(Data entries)
::::

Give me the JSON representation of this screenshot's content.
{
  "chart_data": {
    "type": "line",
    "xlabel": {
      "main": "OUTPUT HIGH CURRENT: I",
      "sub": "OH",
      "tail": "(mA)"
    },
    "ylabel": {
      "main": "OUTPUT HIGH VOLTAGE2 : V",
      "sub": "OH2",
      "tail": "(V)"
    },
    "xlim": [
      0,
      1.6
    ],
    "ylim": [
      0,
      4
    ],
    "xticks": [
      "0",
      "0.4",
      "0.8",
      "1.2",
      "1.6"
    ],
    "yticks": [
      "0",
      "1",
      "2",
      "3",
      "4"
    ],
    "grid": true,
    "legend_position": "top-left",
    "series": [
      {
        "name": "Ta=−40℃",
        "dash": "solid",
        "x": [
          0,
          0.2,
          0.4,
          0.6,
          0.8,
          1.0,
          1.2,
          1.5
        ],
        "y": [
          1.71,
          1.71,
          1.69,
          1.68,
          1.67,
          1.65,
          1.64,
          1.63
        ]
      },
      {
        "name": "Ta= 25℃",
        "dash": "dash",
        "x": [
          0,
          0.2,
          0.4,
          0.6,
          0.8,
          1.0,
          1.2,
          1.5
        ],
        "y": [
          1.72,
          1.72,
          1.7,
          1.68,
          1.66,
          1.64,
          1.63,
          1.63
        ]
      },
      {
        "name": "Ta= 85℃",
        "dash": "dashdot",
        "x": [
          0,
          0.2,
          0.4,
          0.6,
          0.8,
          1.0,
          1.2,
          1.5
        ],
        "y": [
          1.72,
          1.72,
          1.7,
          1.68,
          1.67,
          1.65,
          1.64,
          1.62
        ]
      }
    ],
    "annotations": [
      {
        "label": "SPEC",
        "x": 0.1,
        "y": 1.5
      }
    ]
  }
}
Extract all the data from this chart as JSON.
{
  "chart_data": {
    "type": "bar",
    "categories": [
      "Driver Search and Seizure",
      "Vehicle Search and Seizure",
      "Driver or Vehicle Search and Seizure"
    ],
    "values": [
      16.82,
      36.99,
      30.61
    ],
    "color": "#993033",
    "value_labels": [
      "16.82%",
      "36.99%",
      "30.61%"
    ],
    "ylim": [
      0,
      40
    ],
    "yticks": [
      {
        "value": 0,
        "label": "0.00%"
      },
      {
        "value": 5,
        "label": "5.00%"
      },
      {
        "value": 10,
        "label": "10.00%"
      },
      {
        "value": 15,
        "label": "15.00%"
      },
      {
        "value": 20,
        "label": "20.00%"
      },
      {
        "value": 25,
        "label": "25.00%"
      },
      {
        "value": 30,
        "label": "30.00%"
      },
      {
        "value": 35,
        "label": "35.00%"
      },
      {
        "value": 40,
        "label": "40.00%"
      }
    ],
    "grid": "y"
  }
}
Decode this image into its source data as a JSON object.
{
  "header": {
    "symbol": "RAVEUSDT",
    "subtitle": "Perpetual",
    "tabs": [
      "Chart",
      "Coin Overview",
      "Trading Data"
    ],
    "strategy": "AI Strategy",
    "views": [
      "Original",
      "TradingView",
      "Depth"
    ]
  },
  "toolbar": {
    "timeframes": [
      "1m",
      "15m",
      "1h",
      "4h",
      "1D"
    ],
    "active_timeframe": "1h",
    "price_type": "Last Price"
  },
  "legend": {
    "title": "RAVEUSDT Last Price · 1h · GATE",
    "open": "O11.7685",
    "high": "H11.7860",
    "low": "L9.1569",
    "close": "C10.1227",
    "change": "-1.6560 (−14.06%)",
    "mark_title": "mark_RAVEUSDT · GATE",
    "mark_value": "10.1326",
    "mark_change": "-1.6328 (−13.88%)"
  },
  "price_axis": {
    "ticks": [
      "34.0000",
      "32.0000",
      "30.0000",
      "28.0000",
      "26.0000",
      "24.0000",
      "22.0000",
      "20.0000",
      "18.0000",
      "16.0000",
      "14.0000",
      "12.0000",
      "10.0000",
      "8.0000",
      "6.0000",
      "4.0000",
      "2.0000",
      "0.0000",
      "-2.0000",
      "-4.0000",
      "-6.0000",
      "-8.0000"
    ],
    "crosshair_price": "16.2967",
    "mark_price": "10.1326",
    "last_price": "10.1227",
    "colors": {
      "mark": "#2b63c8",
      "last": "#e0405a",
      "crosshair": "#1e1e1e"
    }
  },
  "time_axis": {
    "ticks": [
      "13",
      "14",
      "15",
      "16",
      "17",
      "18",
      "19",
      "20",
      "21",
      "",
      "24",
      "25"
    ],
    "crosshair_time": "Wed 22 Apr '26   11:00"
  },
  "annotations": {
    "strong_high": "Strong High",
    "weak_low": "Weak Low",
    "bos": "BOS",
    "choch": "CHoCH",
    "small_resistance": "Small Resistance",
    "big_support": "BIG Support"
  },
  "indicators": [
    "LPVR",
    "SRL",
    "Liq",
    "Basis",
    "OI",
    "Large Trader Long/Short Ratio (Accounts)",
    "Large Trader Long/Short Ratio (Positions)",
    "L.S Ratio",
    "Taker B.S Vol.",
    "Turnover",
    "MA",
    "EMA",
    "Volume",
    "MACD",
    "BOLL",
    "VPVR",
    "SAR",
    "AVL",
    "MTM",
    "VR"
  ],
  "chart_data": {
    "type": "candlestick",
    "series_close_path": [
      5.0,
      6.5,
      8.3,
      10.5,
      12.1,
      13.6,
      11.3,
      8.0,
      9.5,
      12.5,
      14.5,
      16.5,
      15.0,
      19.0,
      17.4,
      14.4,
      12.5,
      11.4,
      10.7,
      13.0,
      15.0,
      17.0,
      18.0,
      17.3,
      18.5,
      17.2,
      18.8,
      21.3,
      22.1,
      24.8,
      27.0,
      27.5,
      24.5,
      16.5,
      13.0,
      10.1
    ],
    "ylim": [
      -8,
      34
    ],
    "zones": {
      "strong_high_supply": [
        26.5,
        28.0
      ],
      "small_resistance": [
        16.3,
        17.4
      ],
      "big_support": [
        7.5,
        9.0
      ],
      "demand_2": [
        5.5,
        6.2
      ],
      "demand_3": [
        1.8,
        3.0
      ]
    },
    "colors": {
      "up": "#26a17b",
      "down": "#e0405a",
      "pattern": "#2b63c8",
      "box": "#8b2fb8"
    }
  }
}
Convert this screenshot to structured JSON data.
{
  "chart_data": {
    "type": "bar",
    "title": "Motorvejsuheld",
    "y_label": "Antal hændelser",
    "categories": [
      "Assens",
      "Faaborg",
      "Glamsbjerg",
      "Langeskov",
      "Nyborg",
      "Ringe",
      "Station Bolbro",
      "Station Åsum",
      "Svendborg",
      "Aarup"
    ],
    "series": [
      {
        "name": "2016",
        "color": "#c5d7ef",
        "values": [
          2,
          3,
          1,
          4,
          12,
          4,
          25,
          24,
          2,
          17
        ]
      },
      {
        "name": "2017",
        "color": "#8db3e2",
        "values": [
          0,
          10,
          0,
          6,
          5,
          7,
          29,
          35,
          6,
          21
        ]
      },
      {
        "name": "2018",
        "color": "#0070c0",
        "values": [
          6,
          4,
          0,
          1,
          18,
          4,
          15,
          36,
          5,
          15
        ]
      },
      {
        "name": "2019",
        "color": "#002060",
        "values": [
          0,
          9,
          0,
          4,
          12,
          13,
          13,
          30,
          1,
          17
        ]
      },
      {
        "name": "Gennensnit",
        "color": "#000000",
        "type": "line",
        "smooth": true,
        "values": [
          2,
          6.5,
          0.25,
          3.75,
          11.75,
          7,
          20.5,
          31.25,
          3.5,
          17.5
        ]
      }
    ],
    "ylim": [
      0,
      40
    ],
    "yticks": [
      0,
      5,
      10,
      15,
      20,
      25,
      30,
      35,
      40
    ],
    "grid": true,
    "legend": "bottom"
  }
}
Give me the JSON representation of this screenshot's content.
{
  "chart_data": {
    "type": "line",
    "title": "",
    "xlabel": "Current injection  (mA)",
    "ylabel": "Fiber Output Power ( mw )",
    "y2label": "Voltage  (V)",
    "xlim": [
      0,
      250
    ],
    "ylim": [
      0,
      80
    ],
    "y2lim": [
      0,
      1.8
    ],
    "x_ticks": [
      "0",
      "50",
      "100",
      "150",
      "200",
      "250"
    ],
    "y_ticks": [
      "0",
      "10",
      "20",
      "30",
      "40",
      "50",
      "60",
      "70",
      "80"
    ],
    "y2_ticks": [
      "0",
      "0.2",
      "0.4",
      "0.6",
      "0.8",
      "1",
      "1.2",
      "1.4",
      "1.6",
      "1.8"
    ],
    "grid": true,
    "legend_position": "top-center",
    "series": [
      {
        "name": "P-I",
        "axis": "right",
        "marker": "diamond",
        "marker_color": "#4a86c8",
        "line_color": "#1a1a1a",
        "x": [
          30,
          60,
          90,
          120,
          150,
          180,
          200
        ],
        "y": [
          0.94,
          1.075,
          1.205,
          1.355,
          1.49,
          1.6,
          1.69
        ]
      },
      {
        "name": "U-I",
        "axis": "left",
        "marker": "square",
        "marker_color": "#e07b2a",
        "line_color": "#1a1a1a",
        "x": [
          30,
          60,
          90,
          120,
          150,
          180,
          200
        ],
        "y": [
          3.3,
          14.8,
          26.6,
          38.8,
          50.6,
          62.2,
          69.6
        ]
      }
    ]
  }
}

::::

_Problem to solve_:
Gather every line from the listing above in which the word "GATE" appears.

_Expected answer_:
    "title": "RAVEUSDT Last Price · 1h · GATE",
    "mark_title": "mark_RAVEUSDT · GATE",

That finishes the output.